▸ Excerpt to read:
********************
Vibrato is an oscillation of both intensity and pitch, and in most but 
not all singers the oscillation of pitch is symmetrical, that is to say 
the oscillation above the note equals the oscillation below the note.  
In those singers with an asymmetrical vibrato, however, some listeners 
will hear the singer in tune, and others will hear them out of tune.

I live in Australia, and so have not yet had the opportunity of seeing 
the Onegin HD with Netrebko.  Of late it seems to me that Netrebko's 
vibrato has widened, and it may well be that it has started to become 
asymmetrical.  I look forward to judging this for myself in June, when I 
get the opportunity to do so.

Neil Mason

On 24/04/17 23:27, Kiwi wrote:
> I thank all of those who have responded, publicly and privately, to my question.  I have learned A LOT and have enjoyed reading each email.
>
> So, here’s where I am:  I messed up completely on my use of the terms relative and absolute pitch.  I understand the proper usage now, and thanks all of those who took the time to explain.
********************
▸ Record set:
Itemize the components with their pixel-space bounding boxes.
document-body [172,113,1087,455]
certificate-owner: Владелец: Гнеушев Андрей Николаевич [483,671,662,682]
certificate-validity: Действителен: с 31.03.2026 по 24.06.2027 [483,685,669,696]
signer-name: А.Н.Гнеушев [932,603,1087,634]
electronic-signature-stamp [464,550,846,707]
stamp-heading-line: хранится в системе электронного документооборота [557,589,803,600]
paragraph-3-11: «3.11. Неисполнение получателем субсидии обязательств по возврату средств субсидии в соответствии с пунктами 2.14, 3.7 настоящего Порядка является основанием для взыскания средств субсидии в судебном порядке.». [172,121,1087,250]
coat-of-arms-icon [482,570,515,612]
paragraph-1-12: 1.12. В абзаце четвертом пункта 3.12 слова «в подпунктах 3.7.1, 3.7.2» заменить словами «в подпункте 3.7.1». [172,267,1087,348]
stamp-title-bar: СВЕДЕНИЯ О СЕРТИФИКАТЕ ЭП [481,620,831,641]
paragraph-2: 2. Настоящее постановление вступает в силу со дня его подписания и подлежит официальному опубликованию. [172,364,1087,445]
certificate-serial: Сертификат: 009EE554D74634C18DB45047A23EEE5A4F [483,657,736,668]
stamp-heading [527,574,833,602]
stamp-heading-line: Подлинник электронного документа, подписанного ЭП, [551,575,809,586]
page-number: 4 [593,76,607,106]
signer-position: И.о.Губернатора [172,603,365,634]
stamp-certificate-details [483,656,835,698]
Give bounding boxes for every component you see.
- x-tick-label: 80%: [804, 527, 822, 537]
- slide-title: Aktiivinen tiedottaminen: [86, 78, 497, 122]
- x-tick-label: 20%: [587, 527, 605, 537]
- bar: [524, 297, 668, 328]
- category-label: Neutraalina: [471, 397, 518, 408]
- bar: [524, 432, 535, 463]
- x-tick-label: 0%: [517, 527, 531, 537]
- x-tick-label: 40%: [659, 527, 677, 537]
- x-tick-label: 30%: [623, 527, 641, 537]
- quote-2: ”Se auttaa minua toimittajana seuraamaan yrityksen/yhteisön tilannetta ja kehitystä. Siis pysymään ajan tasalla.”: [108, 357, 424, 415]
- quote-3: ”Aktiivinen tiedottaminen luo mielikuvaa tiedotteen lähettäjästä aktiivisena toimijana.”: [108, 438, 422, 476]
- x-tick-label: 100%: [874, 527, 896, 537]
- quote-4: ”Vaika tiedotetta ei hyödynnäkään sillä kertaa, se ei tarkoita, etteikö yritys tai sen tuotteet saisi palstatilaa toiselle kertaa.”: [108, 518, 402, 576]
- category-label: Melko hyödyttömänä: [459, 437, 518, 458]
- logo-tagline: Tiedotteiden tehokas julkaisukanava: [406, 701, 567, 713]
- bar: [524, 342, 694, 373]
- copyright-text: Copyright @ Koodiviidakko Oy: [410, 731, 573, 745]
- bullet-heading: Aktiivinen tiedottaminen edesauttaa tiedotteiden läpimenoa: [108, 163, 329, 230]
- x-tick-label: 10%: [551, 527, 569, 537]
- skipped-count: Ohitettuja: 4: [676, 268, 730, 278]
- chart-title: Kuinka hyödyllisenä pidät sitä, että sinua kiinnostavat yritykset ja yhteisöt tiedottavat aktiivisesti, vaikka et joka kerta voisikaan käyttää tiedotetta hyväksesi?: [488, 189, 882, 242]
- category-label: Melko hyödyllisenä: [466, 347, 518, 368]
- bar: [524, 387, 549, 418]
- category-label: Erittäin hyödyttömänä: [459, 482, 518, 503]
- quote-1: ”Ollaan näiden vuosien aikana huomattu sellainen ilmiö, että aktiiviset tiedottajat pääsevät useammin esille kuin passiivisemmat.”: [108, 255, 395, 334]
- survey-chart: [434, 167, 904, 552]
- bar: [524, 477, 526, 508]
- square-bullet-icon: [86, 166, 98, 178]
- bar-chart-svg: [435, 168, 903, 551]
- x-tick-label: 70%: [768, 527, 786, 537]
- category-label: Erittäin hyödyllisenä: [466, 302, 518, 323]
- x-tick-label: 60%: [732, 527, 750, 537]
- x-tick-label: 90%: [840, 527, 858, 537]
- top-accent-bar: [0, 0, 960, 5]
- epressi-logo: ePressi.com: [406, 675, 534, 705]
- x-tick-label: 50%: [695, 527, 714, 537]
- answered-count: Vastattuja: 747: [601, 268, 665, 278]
********************
▸ Written exercise 1:
Do these statements agree with the post about vibrato? For each, answer yes or no and quote the words of the post that decide it.
(a) In every singer, the pitch oscillation of vibrato is symmetrical.
(b) The writer has already seen the Onegin HD with Netrebko.
(c) Vibrato oscillates in both intensity and pitch.
▸ Written exercise 2: What names of people does the post about vibrato give, counting both its writers and the singer it discusses?
▸ Written exercise 3: Carry on the post about vibrato from the point where it stops.

▸ Task output 1:
(a) No: "in most but not all singers the oscillation of pitch is symmetrical"
(b) No: "have not yet had the opportunity of seeing the Onegin HD with Netrebko"
(c) Yes: "Vibrato is an oscillation of both intensity and pitch"

▸ Task output 2: Neil Mason, Kiwi, Netrebko

▸ Task output 3:
>
> I think I also learned the following, though I am open to the folks in the know telling me where I’ve messed up again.
>
>    > Unlike interpretation and musicality, pitch is not opinion-based but fact-based.
>
>    > Perfect pitch may allow a listener to identify a specific note as is is sung but you do not need to have perfect pitch to know that a singer is not on the note.
>
>    > A singer is on pitch or off pitch and that fact can be ignored but not truly, honestly refuted.
>
>    > While pitch is an objective quality, it can become much more subjective (and less important) depending on the listener and that listener’s affinity for the singer.
>
>    > While it is possible to prove a singer is off pitch, there is a degree of willful ignorance at play among fans that will cause them to ignore / reject / downplay the proof.
>
>    > You can hear off-pitch singing best when not being distracted by the staging / audience / etc., – visual stimulation may dilute aural awareness, for example.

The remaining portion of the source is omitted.